Goal of the exercise :: In the listing that follows, count each line where the word "сотрудников" appears; write nothing but the count.

Records shown ::
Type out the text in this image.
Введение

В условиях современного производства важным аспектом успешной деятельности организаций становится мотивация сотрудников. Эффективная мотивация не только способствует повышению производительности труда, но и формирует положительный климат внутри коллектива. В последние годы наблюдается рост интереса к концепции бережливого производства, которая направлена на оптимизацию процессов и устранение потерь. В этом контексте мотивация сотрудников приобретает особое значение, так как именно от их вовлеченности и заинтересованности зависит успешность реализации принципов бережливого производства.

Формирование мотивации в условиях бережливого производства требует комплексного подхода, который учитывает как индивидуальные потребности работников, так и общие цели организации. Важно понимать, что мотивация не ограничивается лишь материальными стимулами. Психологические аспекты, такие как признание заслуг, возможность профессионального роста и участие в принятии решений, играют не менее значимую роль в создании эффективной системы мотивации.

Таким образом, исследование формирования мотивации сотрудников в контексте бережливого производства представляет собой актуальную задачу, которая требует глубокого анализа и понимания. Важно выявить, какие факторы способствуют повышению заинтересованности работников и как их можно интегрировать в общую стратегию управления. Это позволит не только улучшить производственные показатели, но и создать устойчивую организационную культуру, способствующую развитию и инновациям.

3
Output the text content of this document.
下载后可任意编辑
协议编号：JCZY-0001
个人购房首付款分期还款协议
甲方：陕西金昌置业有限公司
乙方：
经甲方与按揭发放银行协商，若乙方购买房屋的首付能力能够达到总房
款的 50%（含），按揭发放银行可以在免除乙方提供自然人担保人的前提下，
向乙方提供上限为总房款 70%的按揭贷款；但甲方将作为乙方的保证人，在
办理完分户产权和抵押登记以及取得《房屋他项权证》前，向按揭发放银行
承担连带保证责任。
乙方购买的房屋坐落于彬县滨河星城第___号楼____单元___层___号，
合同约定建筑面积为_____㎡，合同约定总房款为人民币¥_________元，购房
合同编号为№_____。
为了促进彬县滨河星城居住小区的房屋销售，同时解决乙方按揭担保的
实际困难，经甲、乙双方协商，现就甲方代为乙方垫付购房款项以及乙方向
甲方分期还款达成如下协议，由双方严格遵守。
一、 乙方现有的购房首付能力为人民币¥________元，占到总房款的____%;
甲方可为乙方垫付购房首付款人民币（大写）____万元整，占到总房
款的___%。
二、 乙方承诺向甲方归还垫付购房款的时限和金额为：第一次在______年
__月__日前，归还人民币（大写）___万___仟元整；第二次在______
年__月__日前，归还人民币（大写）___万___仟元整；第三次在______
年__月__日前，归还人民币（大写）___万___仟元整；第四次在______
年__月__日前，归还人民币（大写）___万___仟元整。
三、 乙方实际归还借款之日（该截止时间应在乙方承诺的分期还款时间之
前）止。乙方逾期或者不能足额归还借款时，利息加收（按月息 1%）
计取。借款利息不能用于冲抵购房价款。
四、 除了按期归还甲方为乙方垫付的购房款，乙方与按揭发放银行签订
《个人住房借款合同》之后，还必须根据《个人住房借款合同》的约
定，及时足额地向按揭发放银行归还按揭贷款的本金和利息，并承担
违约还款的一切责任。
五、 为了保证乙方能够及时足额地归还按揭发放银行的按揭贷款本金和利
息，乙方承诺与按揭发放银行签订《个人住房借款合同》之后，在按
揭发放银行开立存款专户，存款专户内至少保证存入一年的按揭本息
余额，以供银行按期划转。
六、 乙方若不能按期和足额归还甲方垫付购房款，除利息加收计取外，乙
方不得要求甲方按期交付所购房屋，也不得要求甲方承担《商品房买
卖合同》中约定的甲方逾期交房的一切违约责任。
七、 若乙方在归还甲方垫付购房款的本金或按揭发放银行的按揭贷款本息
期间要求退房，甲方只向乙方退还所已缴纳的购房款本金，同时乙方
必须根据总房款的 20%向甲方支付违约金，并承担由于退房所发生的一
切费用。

---

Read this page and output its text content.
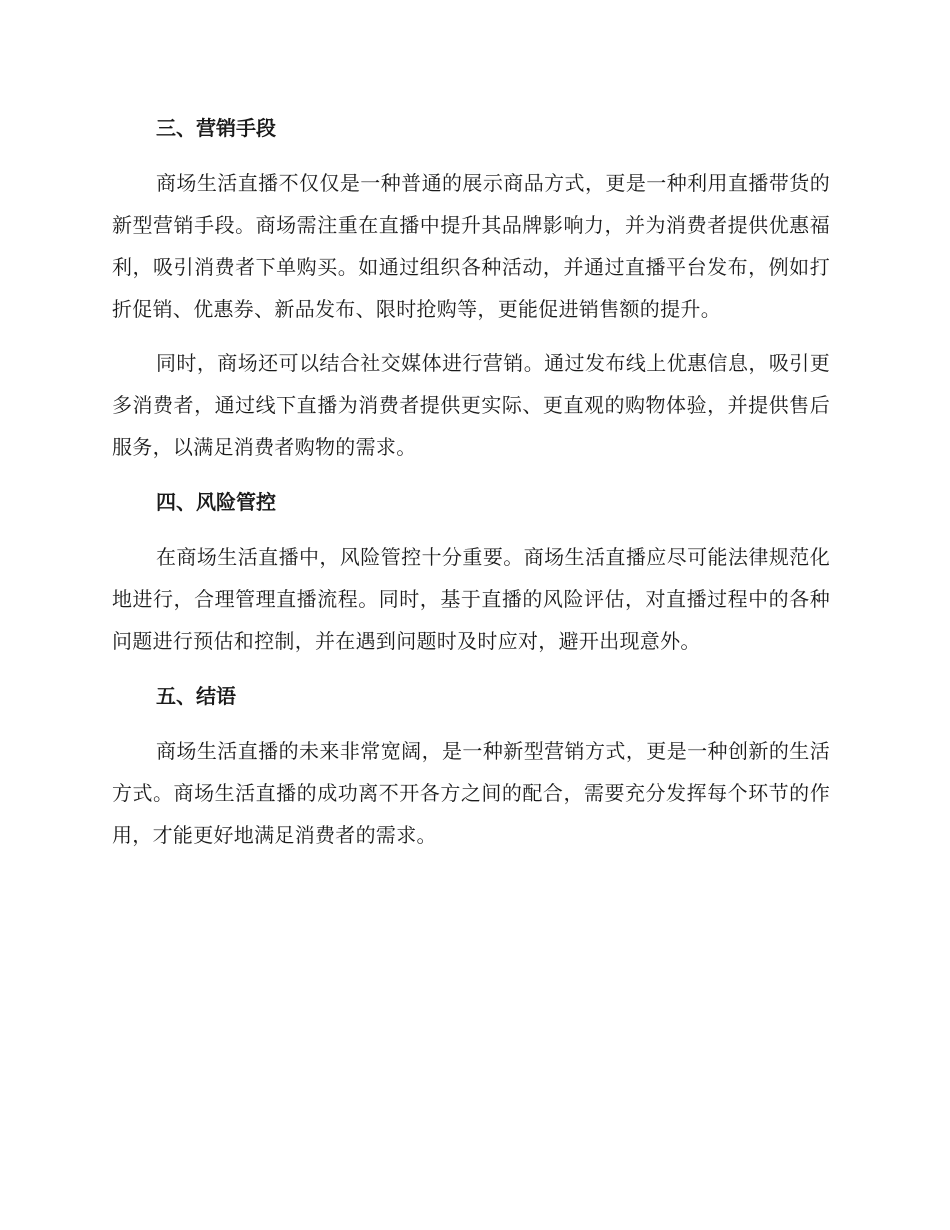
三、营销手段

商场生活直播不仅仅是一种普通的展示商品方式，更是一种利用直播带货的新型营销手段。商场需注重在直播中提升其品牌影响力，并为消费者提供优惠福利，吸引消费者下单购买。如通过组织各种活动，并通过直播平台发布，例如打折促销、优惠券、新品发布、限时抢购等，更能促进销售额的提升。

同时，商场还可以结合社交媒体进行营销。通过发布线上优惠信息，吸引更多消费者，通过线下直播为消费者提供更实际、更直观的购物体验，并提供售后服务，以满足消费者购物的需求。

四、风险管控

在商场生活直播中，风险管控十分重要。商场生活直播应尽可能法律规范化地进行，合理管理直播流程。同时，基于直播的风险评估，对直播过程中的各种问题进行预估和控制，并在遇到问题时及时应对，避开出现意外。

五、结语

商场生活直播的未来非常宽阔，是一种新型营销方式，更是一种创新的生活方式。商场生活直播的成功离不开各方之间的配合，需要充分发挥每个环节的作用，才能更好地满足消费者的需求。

---

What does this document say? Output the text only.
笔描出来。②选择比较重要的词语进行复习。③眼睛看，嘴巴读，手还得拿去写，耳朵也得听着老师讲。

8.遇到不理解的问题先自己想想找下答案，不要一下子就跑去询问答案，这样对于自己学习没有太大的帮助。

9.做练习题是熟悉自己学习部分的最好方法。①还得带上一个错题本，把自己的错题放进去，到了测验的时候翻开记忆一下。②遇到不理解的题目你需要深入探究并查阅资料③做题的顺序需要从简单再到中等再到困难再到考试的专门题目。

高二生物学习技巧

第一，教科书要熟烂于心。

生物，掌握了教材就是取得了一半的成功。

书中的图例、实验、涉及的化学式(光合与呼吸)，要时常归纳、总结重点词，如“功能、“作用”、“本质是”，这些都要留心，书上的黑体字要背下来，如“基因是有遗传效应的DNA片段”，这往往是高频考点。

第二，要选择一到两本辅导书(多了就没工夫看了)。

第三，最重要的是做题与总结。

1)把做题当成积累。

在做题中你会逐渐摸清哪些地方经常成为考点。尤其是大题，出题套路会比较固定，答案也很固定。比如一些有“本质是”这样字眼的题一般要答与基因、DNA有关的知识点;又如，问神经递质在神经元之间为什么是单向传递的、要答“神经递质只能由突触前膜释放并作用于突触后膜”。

Full output :: 2